12.9. Creating Your Own Types (Type Aliasing) | Code Complete: A Practical Handbook of Software Construction, Second Edition

< Free Open Study >

Programmer-defined data types are one of the most powerful capabilities a language can give you to clarify your understanding of a program. They protect your program against unforeseen changes and make it easier to read all without requiring you to design, construct, or test new classes. If you're using C, C++, or another language that allows user-defined types, take advantage of them!

Cross-Reference

In many cases, it's better to create a class than to create a simple data type. For details, see Chapter 6, "Working Classes."

To appreciate the power of type creation, suppose you're writing a program to convert coordinates in an x, y, z system to latitude, longitude, and elevation. You think that double-precision floating-point numbers might be needed but would prefer to write a program with single-precision floating-point numbers until you're absolutely sure. You can create a new type specifically for coordinates by using a typedef statement in C or C++ or the equivalent in another language. Here's how you'd set up the type definition in C++:

C++ Example of Creating a Type

typedef float Coordinate; // for coordinate variables

This type definition declares a new type, Coordinate, that's functionally the same as the type float. To use the new type, you declare variables with it just as you would with a predefined type such as float. Here's an example:

C++ Example of Using the Type You've Created

Routine1( ... ) {    Coordinate latitude;      // latitude in degrees    Coordinate longitude;     // longitude in degrees    Coordinate elevation;     // elevation in meters from earth center    ... } ... Routine2( ... ) {    Coordinate x;   // x coordinate in meters    Coordinate y;   // y coordinate in meters    Coordinate z;   // z coordinate in meters    ... }

In this code, the variables latitude, longitude, elevation, x, y, and z are all declared to be of type Coordinate.

-----

GIVEN INSTRUCTION:
Continue the section on creating your own types from the point where it stops. The material that follows is not needed.

-----

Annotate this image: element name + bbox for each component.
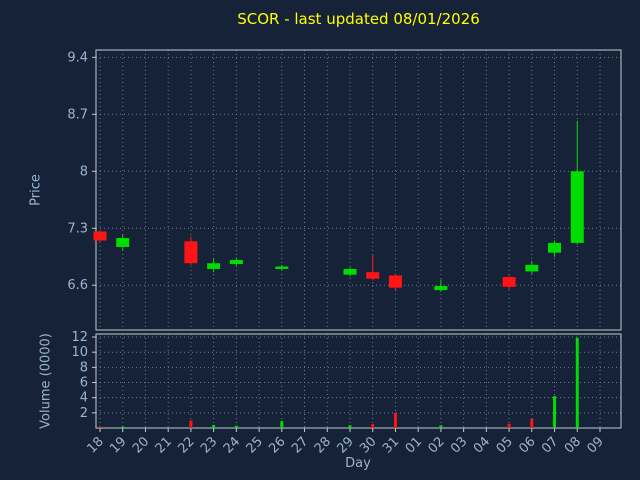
volume-bar [98, 426, 102, 428]
volume-bar [553, 396, 557, 428]
volume-bar [530, 418, 534, 428]
x-tick-label: 19 [107, 434, 129, 456]
x-tick-label: 23 [198, 434, 220, 456]
x-tick-label: 08 [562, 434, 584, 456]
x-tick-label: 29 [335, 434, 357, 456]
volume-tick-label: 8 [80, 360, 88, 375]
candle-body [116, 238, 130, 247]
candle-body [388, 275, 402, 288]
chart-title: SCOR - last updated 08/01/2026 [237, 10, 480, 28]
volume-tick-label: 4 [80, 391, 88, 406]
volume-bar [575, 337, 579, 428]
candle-body [343, 268, 357, 275]
volume-bar [234, 425, 238, 428]
candle-body [570, 171, 584, 243]
candle-body [366, 272, 380, 279]
volume-bar [348, 425, 352, 428]
x-tick-label: 31 [380, 434, 402, 456]
x-tick-label: 28 [312, 434, 334, 456]
candle-body [229, 260, 243, 265]
candle-body [184, 241, 198, 264]
x-tick-label: 18 [85, 434, 107, 456]
x-tick-label: 04 [471, 434, 493, 456]
volume-tick-label: 12 [71, 330, 88, 345]
day-axis-label: Day [345, 456, 371, 471]
x-tick-label: 02 [425, 434, 447, 456]
price-tick-label: 8 [80, 164, 88, 179]
price-tick-label: 6.6 [67, 278, 88, 293]
x-tick-label: 07 [539, 434, 561, 456]
volume-bar [439, 425, 443, 428]
volume-bar [393, 412, 397, 428]
price-tick-label: 8.7 [67, 107, 88, 122]
volume-bar [371, 424, 375, 428]
candle-body [525, 264, 539, 272]
x-tick-label: 30 [357, 434, 379, 456]
volume-bar [121, 426, 125, 428]
x-tick-label: 09 [585, 434, 607, 456]
x-tick-label: 22 [175, 434, 197, 456]
volume-bar [212, 424, 216, 428]
x-tick-label: 03 [448, 434, 470, 456]
volume-tick-label: 6 [80, 376, 88, 391]
x-tick-label: 01 [403, 434, 425, 456]
volume-axis-label: Volume (0000) [38, 333, 54, 429]
candle-body [548, 242, 562, 253]
price-tick-label: 7.3 [67, 221, 88, 236]
x-tick-label: 06 [516, 434, 538, 456]
volume-bar [280, 421, 284, 428]
volume-tick-label: 10 [71, 345, 88, 360]
price-axis-label: Price [28, 174, 44, 206]
x-tick-label: 24 [221, 434, 243, 456]
candle-body [502, 277, 516, 287]
x-tick-label: 05 [494, 434, 516, 456]
volume-bar [189, 420, 193, 428]
candle-body [207, 263, 221, 269]
x-tick-label: 21 [153, 434, 175, 456]
candle-body [275, 266, 289, 269]
x-tick-label: 26 [266, 434, 288, 456]
candle-body [93, 231, 107, 241]
x-tick-label: 20 [130, 434, 152, 456]
candle-body [434, 286, 448, 291]
price-tick-label: 9.4 [67, 50, 88, 65]
x-tick-label: 27 [289, 434, 311, 456]
price-panel-border [95, 49, 622, 331]
volume-tick-label: 2 [80, 406, 88, 421]
volume-bar [507, 423, 511, 428]
x-tick-label: 25 [244, 434, 266, 456]
volume-panel-border [95, 333, 622, 429]
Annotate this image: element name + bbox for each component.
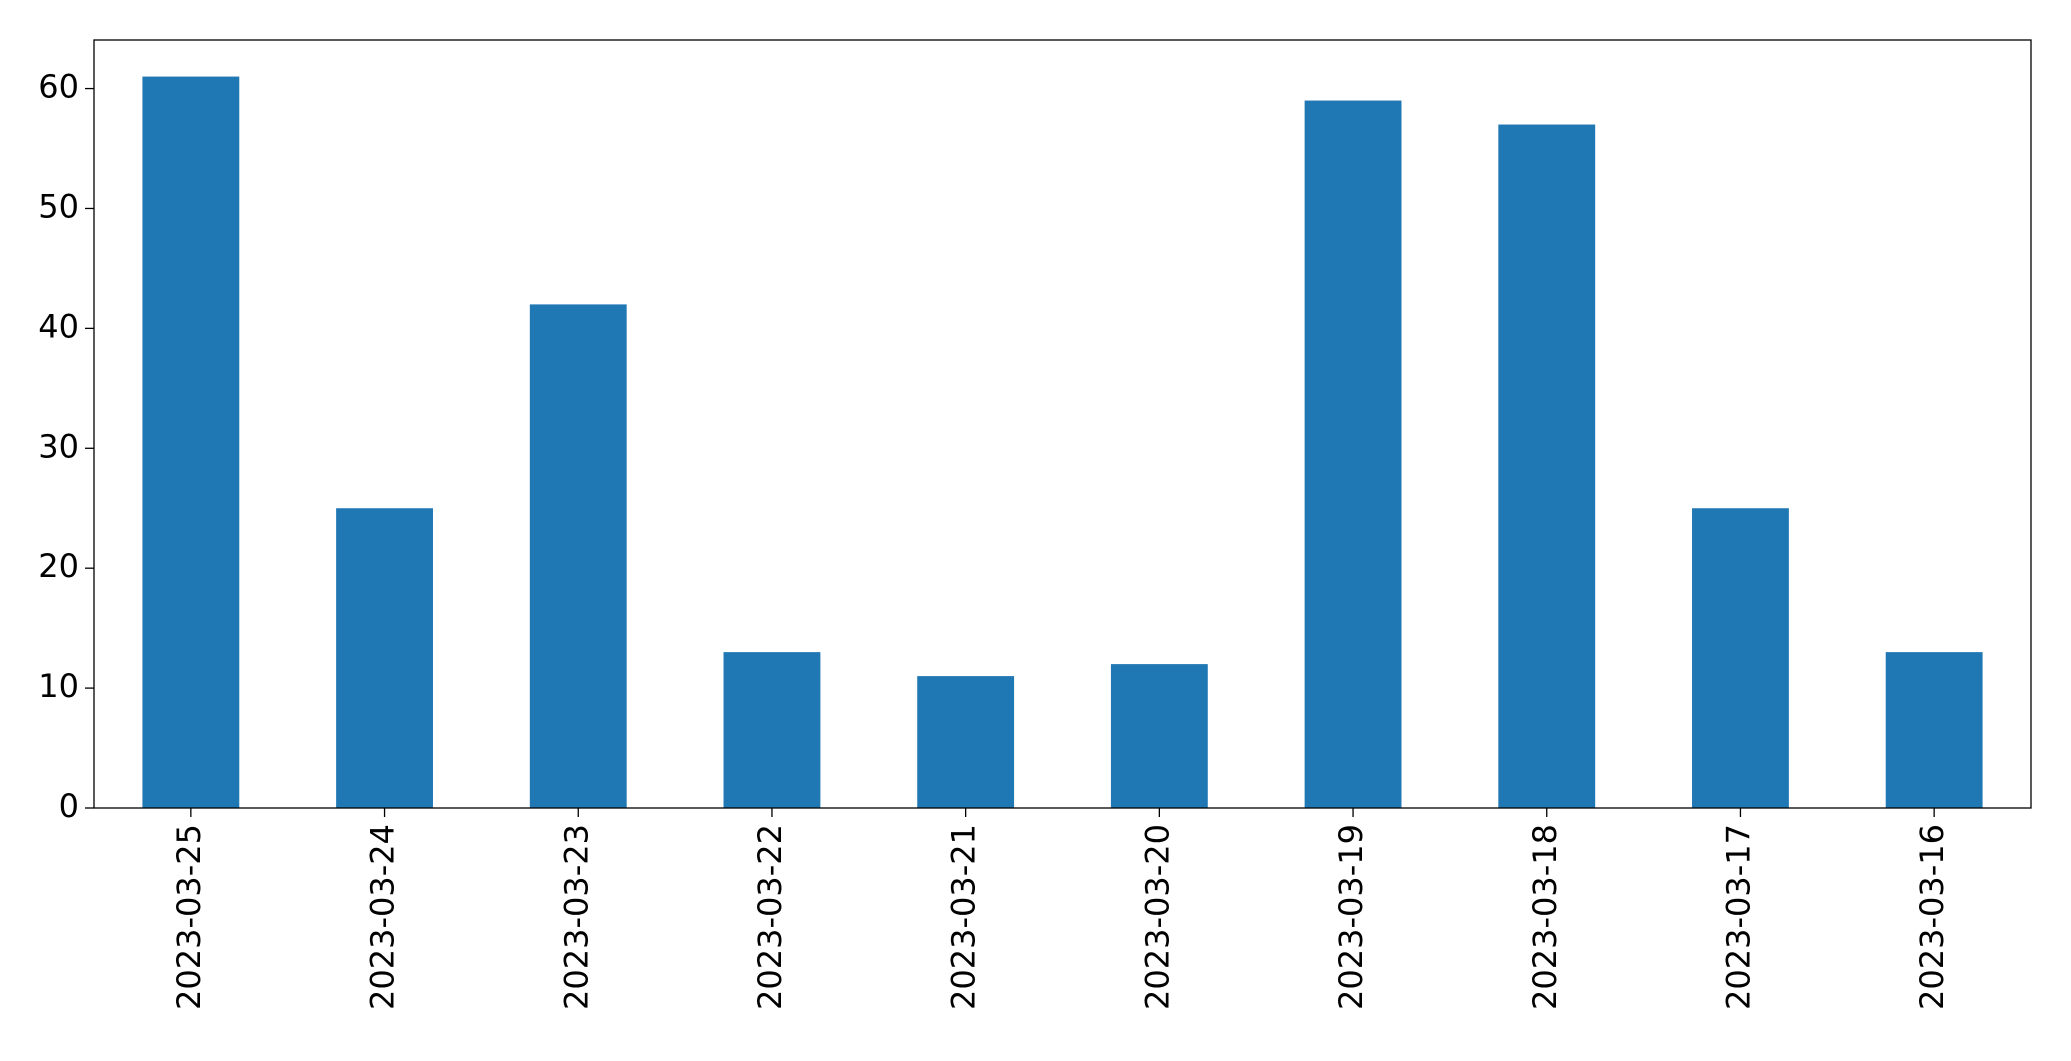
x-tick-label: 2023-03-21 <box>945 824 983 1010</box>
x-tick-label: 2023-03-19 <box>1332 824 1370 1010</box>
bar <box>1885 652 1983 808</box>
x-tick-label: 2023-03-17 <box>1719 824 1757 1010</box>
x-tick-label: 2023-03-16 <box>1913 824 1951 1010</box>
bar <box>142 76 240 809</box>
bar <box>723 652 821 808</box>
plot-frame <box>93 39 2032 809</box>
y-tick-label: 60 <box>38 68 79 106</box>
x-tick-label: 2023-03-25 <box>170 824 208 1010</box>
y-tick-label: 40 <box>38 307 79 345</box>
y-tick-label: 0 <box>59 787 79 825</box>
y-tick-label: 50 <box>38 187 79 225</box>
bar <box>1110 664 1208 808</box>
x-tick-label: 2023-03-23 <box>557 824 595 1010</box>
x-tick-label: 2023-03-24 <box>364 824 402 1010</box>
bar <box>917 676 1015 808</box>
bar <box>1498 124 1596 809</box>
y-tick-label: 20 <box>38 547 79 585</box>
bar <box>1692 508 1789 808</box>
x-tick-label: 2023-03-20 <box>1138 824 1176 1010</box>
bar <box>529 304 627 808</box>
bar <box>336 508 433 808</box>
y-tick-label: 30 <box>38 427 79 465</box>
y-tick-label: 10 <box>38 667 79 705</box>
bar <box>1304 100 1402 809</box>
x-tick-label: 2023-03-18 <box>1526 824 1564 1010</box>
x-tick-label: 2023-03-22 <box>751 824 789 1010</box>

-----

REPLY:
Now suppose that the program changes and you find that you need to use double-precision variables for coordinates after all. Because you defined a type specifically for coordinate data, all you have to change is the type definition. And you have to change it in only one place: in the typedef statement. Here's the changed type definition:

C++ Example of Changed Type Definition

typedef double Coordinate; // for coordinate variables       <-- 1

(1)The original float has changed to double.

Here's a second example this one in Pascal. Suppose you're creating a payroll system in which employee names are a maximum of 30 characters long. Your users have told you that no one ever has a name longer than 30 characters. Do you hard-code the number 30 throughout your program? If you do, you trust your users a lot more than I trust mine! A better approach is to define a type for employee names:

Pascal Example of Creating a Type for Employee Names

Type    employeeName = array[ 1..30 ] of char;

When a string or an array is involved, it's usually wise to define a named constant that indicates the length of the string or array and then use the named constant in the type definition. You'll find many places in your program in which to use the constant this is just the first place in which you'll use it. Here's how it looks:

Pascal Example of Better Type Creation

 Const    NAME_LENGTH = 30;       <-- 1    ... Type    employeeName = array[ 1..NAME_LENGTH ] of char;       <-- 2

(1)Here's the declaration of the named constant.
(2)Here's where the named constant is used.

A more powerful example would combine the idea of creating your own types with the idea of information hiding. In some cases, the information you want to hide is information about the type of the data.

The coordinates example in C++ is about halfway to information hiding. If you always use Coordinate rather than float or double, you effectively hide the type of the data. In C++, this is about all the information hiding the language does for you. For the rest, you or subsequent users of your code have to have the discipline not to look up the definition of Coordinate. C++ gives you figurative, rather than literal, information-hiding ability.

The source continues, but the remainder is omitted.